* [Supplied material]:
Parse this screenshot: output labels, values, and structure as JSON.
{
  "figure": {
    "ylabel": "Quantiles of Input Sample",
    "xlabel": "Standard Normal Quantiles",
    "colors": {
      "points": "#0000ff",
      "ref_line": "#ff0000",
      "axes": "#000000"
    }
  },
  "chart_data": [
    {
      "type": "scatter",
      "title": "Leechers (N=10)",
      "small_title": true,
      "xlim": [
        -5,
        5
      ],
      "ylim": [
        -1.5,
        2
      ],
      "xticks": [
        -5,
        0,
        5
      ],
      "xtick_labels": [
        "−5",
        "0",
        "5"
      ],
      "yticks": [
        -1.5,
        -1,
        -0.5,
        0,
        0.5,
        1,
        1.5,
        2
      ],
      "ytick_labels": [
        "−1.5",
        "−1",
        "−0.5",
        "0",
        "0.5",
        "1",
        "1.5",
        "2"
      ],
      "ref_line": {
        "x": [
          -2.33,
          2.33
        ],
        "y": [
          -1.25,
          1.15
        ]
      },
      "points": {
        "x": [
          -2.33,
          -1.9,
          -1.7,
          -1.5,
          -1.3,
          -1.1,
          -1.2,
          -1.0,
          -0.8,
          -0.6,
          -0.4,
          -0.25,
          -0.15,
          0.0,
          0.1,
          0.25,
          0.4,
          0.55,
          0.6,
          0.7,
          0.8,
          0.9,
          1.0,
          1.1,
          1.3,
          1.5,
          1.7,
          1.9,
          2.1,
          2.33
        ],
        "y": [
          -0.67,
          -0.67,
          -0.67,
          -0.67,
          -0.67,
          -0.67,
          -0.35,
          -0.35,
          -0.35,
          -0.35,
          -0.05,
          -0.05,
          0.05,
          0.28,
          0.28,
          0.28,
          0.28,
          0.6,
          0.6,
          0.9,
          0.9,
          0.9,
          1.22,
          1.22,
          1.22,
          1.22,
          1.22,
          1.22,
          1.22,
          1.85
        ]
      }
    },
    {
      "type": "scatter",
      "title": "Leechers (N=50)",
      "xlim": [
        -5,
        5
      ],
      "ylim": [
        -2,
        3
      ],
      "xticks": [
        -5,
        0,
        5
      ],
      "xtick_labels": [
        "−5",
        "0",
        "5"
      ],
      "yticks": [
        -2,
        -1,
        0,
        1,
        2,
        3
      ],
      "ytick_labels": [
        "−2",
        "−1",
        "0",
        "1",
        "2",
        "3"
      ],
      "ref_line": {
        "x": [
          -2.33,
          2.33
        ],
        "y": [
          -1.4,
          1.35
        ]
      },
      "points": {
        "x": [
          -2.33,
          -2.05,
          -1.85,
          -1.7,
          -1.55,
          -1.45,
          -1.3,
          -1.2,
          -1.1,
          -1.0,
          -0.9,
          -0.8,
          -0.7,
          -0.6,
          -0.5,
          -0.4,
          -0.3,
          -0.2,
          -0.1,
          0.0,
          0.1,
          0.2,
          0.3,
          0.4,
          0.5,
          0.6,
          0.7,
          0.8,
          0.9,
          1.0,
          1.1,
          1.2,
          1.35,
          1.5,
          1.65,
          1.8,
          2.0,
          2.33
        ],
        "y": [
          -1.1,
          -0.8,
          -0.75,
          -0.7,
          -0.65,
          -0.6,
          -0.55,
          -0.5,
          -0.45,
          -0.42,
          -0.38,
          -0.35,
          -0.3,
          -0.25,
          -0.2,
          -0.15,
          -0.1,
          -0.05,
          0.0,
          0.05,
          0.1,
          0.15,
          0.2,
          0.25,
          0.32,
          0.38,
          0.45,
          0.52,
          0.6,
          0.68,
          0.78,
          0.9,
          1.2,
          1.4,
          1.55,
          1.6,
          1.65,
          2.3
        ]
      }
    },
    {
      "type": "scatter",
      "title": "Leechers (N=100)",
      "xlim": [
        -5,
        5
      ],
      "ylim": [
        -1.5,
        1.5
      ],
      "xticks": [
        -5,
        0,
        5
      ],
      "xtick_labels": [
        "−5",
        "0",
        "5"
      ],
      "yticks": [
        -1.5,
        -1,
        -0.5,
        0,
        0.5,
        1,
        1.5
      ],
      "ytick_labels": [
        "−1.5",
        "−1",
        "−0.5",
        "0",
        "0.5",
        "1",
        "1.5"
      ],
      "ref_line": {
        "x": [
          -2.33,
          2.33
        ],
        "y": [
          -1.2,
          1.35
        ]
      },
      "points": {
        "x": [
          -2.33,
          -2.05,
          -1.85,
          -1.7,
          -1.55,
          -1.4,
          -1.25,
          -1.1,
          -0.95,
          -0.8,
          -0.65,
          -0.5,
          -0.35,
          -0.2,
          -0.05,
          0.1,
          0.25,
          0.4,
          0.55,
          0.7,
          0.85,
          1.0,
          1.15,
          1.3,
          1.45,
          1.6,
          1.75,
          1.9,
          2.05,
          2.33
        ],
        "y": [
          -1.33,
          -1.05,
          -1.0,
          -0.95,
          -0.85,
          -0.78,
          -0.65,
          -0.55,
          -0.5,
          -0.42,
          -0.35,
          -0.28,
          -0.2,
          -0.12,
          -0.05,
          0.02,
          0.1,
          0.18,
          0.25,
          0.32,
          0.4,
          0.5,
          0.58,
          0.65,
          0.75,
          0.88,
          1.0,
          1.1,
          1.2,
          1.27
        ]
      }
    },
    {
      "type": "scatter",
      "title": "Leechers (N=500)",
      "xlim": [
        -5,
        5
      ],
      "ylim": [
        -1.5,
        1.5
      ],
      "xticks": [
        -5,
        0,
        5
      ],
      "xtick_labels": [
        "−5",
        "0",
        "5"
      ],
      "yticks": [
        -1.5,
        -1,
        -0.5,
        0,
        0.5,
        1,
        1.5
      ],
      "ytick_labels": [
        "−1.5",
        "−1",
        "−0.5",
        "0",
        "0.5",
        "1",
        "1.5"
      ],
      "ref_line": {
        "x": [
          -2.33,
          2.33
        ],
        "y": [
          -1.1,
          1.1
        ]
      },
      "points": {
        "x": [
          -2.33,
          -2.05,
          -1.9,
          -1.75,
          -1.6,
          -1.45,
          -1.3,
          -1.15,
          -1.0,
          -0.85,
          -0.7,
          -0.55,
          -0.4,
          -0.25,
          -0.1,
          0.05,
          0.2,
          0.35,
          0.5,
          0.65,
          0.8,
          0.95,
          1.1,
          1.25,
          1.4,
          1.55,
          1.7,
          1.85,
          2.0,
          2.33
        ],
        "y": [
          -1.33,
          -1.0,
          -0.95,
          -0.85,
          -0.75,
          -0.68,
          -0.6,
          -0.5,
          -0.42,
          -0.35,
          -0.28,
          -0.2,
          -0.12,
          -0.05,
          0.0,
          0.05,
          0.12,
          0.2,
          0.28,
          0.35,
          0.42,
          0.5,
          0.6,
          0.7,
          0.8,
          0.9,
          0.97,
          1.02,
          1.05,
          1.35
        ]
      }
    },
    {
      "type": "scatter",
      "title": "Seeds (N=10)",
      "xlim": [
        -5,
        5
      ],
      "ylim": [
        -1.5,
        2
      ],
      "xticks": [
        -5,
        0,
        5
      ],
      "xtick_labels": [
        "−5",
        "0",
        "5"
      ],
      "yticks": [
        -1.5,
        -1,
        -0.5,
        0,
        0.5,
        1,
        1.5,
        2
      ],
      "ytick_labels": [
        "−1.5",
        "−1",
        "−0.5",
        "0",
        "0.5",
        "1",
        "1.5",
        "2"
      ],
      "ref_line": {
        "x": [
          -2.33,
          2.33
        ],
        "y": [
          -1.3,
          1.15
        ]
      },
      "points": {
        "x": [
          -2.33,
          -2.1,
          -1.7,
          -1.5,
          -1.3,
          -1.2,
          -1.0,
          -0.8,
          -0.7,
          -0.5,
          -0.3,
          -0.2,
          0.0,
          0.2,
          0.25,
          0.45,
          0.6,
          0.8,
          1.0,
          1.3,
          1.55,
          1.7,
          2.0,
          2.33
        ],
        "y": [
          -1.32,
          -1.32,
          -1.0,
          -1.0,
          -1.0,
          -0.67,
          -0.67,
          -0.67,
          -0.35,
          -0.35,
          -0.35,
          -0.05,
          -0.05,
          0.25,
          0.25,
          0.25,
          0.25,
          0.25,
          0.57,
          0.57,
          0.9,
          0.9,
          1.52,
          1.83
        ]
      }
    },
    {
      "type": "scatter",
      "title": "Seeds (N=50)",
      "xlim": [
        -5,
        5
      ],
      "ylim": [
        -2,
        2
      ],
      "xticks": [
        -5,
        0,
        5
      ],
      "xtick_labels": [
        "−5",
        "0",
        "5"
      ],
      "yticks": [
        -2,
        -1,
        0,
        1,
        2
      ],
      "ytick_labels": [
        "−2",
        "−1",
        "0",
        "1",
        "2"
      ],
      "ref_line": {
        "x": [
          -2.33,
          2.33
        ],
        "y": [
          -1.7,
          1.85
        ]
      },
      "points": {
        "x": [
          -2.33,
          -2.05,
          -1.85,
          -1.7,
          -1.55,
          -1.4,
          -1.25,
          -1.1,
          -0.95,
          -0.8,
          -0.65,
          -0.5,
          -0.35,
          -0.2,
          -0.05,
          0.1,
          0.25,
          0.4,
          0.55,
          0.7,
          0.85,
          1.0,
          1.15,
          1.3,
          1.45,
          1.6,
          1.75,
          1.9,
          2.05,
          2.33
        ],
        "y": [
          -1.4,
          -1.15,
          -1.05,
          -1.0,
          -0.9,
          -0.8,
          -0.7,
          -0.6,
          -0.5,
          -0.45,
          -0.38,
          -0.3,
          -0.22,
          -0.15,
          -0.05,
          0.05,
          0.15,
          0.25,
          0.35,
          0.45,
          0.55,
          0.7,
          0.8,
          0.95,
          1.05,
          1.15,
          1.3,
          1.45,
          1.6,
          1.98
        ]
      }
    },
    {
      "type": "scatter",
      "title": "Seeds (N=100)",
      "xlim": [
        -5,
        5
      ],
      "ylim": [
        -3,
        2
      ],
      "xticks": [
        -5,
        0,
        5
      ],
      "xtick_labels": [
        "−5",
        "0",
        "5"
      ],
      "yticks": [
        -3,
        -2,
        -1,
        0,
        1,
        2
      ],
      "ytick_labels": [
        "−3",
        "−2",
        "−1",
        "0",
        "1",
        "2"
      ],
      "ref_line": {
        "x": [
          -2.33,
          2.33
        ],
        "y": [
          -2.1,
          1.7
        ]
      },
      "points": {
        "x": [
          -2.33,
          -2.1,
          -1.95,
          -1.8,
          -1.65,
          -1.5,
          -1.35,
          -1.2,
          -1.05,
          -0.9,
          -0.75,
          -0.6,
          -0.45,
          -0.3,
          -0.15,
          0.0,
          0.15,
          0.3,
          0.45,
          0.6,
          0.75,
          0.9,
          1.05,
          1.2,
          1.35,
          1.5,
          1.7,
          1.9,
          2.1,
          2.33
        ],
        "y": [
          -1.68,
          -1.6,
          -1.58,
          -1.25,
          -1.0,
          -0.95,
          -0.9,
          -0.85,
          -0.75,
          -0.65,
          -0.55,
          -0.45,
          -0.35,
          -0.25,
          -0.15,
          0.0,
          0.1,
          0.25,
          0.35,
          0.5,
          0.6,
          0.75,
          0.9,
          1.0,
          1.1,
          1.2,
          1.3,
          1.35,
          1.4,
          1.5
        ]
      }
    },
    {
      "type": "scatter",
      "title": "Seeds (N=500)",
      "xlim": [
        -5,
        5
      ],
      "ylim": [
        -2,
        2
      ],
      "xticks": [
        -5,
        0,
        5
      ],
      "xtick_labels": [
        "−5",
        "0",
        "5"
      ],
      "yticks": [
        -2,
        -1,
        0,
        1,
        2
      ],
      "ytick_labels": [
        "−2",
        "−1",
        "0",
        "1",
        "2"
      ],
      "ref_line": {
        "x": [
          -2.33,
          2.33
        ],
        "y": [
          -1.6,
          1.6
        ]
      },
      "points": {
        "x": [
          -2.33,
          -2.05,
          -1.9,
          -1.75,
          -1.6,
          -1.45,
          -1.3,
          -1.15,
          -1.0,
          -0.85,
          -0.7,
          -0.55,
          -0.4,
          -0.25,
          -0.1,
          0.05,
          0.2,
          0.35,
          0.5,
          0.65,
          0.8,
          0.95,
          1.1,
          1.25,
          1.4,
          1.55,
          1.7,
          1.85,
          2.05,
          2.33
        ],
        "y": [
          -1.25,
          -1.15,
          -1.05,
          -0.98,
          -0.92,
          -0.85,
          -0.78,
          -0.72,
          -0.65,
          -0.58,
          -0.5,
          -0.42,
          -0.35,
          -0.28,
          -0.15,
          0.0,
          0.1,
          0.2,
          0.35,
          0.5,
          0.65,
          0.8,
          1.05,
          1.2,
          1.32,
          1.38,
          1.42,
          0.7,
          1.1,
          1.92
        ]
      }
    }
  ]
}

* [Set problem]:
Using the listing above, show every line that includes the string "Quantiles".

* [Written response]:
    "ylabel": "Quantiles of Input Sample",
    "xlabel": "Standard Normal Quantiles",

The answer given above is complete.